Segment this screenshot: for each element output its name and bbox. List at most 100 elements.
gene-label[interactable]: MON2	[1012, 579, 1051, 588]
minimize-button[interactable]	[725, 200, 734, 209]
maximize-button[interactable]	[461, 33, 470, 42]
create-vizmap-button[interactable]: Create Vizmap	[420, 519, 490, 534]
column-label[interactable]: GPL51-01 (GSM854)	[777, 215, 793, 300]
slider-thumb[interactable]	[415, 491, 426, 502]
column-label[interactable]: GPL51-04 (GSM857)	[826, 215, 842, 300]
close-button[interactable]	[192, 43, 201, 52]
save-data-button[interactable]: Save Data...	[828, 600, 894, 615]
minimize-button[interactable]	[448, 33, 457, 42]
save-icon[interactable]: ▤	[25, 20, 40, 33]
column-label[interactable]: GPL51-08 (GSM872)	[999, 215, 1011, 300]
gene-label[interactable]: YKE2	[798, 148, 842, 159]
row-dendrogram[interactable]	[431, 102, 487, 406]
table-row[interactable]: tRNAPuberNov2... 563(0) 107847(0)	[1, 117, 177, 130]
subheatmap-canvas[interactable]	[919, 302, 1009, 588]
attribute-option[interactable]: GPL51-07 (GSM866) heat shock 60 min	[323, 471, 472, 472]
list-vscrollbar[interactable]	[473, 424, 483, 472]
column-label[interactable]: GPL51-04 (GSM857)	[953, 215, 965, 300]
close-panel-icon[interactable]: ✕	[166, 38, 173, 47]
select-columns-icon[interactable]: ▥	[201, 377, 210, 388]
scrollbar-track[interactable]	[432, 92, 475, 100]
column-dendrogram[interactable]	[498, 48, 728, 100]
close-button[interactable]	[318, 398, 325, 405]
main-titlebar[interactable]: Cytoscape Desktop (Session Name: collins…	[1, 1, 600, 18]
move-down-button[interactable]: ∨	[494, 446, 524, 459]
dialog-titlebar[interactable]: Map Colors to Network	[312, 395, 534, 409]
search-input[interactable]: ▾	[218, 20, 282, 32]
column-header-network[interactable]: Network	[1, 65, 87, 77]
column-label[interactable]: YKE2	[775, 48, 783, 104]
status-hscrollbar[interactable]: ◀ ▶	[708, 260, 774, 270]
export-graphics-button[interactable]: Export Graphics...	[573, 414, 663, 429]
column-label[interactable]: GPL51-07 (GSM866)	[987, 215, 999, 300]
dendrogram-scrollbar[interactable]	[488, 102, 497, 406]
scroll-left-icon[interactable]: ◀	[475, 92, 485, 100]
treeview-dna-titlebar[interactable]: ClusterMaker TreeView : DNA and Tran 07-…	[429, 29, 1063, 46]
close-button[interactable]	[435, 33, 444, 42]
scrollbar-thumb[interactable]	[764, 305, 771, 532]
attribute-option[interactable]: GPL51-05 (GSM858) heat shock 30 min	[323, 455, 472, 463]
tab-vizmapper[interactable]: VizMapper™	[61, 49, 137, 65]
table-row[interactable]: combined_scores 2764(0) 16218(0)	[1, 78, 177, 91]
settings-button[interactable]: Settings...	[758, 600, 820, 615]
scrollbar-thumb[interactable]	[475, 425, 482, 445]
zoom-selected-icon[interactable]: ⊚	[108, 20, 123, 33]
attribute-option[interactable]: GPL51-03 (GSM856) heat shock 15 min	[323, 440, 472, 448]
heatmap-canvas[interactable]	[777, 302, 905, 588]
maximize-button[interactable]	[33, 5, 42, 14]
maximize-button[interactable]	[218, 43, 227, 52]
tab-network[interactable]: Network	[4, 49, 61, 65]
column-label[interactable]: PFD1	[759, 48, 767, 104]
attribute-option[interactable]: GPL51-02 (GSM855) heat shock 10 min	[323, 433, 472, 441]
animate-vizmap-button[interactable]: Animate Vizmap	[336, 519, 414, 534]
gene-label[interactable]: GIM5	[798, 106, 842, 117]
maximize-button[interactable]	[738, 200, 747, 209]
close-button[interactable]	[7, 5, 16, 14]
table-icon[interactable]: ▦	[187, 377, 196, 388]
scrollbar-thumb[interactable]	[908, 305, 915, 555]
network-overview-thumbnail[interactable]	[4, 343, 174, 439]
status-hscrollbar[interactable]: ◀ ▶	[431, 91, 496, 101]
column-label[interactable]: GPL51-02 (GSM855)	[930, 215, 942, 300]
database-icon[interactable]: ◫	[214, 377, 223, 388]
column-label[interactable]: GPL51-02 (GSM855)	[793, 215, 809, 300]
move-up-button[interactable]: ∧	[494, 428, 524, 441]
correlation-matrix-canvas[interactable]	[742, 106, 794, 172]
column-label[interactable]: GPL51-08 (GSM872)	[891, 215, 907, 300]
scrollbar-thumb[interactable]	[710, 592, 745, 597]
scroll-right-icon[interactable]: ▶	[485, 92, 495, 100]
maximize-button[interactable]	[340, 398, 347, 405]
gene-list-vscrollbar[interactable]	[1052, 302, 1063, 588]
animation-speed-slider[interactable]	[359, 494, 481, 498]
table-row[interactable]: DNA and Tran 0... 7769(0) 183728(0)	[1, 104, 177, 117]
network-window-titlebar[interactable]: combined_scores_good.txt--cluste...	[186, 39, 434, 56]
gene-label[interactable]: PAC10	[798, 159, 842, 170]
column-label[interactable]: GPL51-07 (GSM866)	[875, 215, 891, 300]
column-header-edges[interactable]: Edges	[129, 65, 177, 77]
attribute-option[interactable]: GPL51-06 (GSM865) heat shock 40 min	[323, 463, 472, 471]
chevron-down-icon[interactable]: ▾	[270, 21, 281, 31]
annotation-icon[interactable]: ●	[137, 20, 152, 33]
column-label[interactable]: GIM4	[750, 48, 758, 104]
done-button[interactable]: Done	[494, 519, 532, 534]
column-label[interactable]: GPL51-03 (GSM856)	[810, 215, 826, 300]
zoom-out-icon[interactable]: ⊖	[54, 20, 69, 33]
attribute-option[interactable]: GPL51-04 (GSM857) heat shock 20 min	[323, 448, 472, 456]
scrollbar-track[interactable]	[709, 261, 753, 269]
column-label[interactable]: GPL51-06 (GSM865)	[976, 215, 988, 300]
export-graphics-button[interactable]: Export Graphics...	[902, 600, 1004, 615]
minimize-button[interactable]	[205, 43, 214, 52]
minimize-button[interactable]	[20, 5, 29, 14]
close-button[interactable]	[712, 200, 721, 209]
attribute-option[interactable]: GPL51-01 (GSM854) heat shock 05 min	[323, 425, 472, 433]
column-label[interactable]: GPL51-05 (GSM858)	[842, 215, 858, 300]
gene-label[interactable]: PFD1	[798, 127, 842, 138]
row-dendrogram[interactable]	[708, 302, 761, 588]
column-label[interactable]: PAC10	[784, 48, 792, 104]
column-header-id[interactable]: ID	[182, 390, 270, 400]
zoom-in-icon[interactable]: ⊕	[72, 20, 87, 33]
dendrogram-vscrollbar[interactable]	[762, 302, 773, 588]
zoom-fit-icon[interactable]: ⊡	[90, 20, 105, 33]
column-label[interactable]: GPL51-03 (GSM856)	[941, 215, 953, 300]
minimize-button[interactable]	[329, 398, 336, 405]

____

What the exercise asks »
Copy out all of the data above word for word, with no changes.

The response »
Segment this screenshot: for each element output its name and bbox. List at most 100 elements.
gene-label[interactable]: MON2	[1012, 579, 1051, 588]
minimize-button[interactable]	[725, 200, 734, 209]
maximize-button[interactable]	[461, 33, 470, 42]
create-vizmap-button[interactable]: Create Vizmap	[420, 519, 490, 534]
column-label[interactable]: GPL51-01 (GSM854)	[777, 215, 793, 300]
slider-thumb[interactable]	[415, 491, 426, 502]
column-label[interactable]: GPL51-04 (GSM857)	[826, 215, 842, 300]
close-button[interactable]	[192, 43, 201, 52]
save-data-button[interactable]: Save Data...	[828, 600, 894, 615]
minimize-button[interactable]	[448, 33, 457, 42]
save-icon[interactable]: ▤	[25, 20, 40, 33]
column-label[interactable]: GPL51-08 (GSM872)	[999, 215, 1011, 300]
gene-label[interactable]: YKE2	[798, 148, 842, 159]
row-dendrogram[interactable]	[431, 102, 487, 406]
table-row[interactable]: tRNAPuberNov2... 563(0) 107847(0)	[1, 117, 177, 130]
subheatmap-canvas[interactable]	[919, 302, 1009, 588]
attribute-option[interactable]: GPL51-07 (GSM866) heat shock 60 min	[323, 471, 472, 472]
list-vscrollbar[interactable]	[473, 424, 483, 472]
column-label[interactable]: GPL51-04 (GSM857)	[953, 215, 965, 300]
close-panel-icon[interactable]: ✕	[166, 38, 173, 47]
select-columns-icon[interactable]: ▥	[201, 377, 210, 388]
scrollbar-track[interactable]	[432, 92, 475, 100]
column-dendrogram[interactable]	[498, 48, 728, 100]
close-button[interactable]	[318, 398, 325, 405]
main-titlebar[interactable]: Cytoscape Desktop (Session Name: collins…	[1, 1, 600, 18]
move-down-button[interactable]: ∨	[494, 446, 524, 459]
dialog-titlebar[interactable]: Map Colors to Network	[312, 395, 534, 409]
search-input[interactable]: ▾	[218, 20, 282, 32]
column-header-network[interactable]: Network	[1, 65, 87, 77]
column-label[interactable]: YKE2	[775, 48, 783, 104]
status-hscrollbar[interactable]: ◀ ▶	[708, 260, 774, 270]
export-graphics-button[interactable]: Export Graphics...	[573, 414, 663, 429]
column-label[interactable]: GPL51-07 (GSM866)	[987, 215, 999, 300]
dendrogram-scrollbar[interactable]	[488, 102, 497, 406]
scroll-left-icon[interactable]: ◀	[475, 92, 485, 100]
treeview-dna-titlebar[interactable]: ClusterMaker TreeView : DNA and Tran 07-…	[429, 29, 1063, 46]
close-button[interactable]	[435, 33, 444, 42]
scrollbar-thumb[interactable]	[764, 305, 771, 532]
attribute-option[interactable]: GPL51-05 (GSM858) heat shock 30 min	[323, 455, 472, 463]
tab-vizmapper[interactable]: VizMapper™	[61, 49, 137, 65]
table-row[interactable]: combined_scores 2764(0) 16218(0)	[1, 78, 177, 91]
settings-button[interactable]: Settings...	[758, 600, 820, 615]
scrollbar-thumb[interactable]	[475, 425, 482, 445]
zoom-selected-icon[interactable]: ⊚	[108, 20, 123, 33]
attribute-option[interactable]: GPL51-03 (GSM856) heat shock 15 min	[323, 440, 472, 448]
heatmap-canvas[interactable]	[777, 302, 905, 588]
maximize-button[interactable]	[33, 5, 42, 14]
maximize-button[interactable]	[218, 43, 227, 52]
tab-network[interactable]: Network	[4, 49, 61, 65]
column-label[interactable]: PFD1	[759, 48, 767, 104]
attribute-option[interactable]: GPL51-02 (GSM855) heat shock 10 min	[323, 433, 472, 441]
animate-vizmap-button[interactable]: Animate Vizmap	[336, 519, 414, 534]
gene-label[interactable]: GIM5	[798, 106, 842, 117]
maximize-button[interactable]	[738, 200, 747, 209]
close-button[interactable]	[7, 5, 16, 14]
table-icon[interactable]: ▦	[187, 377, 196, 388]
scrollbar-thumb[interactable]	[908, 305, 915, 555]
network-overview-thumbnail[interactable]	[4, 343, 174, 439]
status-hscrollbar[interactable]: ◀ ▶	[431, 91, 496, 101]
column-label[interactable]: GPL51-02 (GSM855)	[930, 215, 942, 300]
database-icon[interactable]: ◫	[214, 377, 223, 388]
column-label[interactable]: GPL51-02 (GSM855)	[793, 215, 809, 300]
move-up-button[interactable]: ∧	[494, 428, 524, 441]
correlation-matrix-canvas[interactable]	[742, 106, 794, 172]
column-label[interactable]: GPL51-08 (GSM872)	[891, 215, 907, 300]
scrollbar-thumb[interactable]	[710, 592, 745, 597]
scroll-right-icon[interactable]: ▶	[485, 92, 495, 100]
maximize-button[interactable]	[340, 398, 347, 405]
gene-list-vscrollbar[interactable]	[1052, 302, 1063, 588]
animation-speed-slider[interactable]	[359, 494, 481, 498]
table-row[interactable]: DNA and Tran 0... 7769(0) 183728(0)	[1, 104, 177, 117]
network-window-titlebar[interactable]: combined_scores_good.txt--cluste...	[186, 39, 434, 56]
gene-label[interactable]: PAC10	[798, 159, 842, 170]
column-label[interactable]: GPL51-07 (GSM866)	[875, 215, 891, 300]
column-header-edges[interactable]: Edges	[129, 65, 177, 77]
attribute-option[interactable]: GPL51-06 (GSM865) heat shock 40 min	[323, 463, 472, 471]
chevron-down-icon[interactable]: ▾	[270, 21, 281, 31]
annotation-icon[interactable]: ●	[137, 20, 152, 33]
column-label[interactable]: GIM4	[750, 48, 758, 104]
done-button[interactable]: Done	[494, 519, 532, 534]
column-label[interactable]: GPL51-03 (GSM856)	[810, 215, 826, 300]
zoom-out-icon[interactable]: ⊖	[54, 20, 69, 33]
attribute-option[interactable]: GPL51-04 (GSM857) heat shock 20 min	[323, 448, 472, 456]
scrollbar-track[interactable]	[709, 261, 753, 269]
column-label[interactable]: GPL51-06 (GSM865)	[976, 215, 988, 300]
export-graphics-button[interactable]: Export Graphics...	[902, 600, 1004, 615]
minimize-button[interactable]	[205, 43, 214, 52]
minimize-button[interactable]	[20, 5, 29, 14]
close-button[interactable]	[712, 200, 721, 209]
attribute-option[interactable]: GPL51-01 (GSM854) heat shock 05 min	[323, 425, 472, 433]
column-label[interactable]: GPL51-05 (GSM858)	[842, 215, 858, 300]
gene-label[interactable]: PFD1	[798, 127, 842, 138]
row-dendrogram[interactable]	[708, 302, 761, 588]
column-label[interactable]: PAC10	[784, 48, 792, 104]
column-header-id[interactable]: ID	[182, 390, 270, 400]
zoom-in-icon[interactable]: ⊕	[72, 20, 87, 33]
dendrogram-vscrollbar[interactable]	[762, 302, 773, 588]
zoom-fit-icon[interactable]: ⊡	[90, 20, 105, 33]
column-label[interactable]: GPL51-03 (GSM856)	[941, 215, 953, 300]
minimize-button[interactable]	[329, 398, 336, 405]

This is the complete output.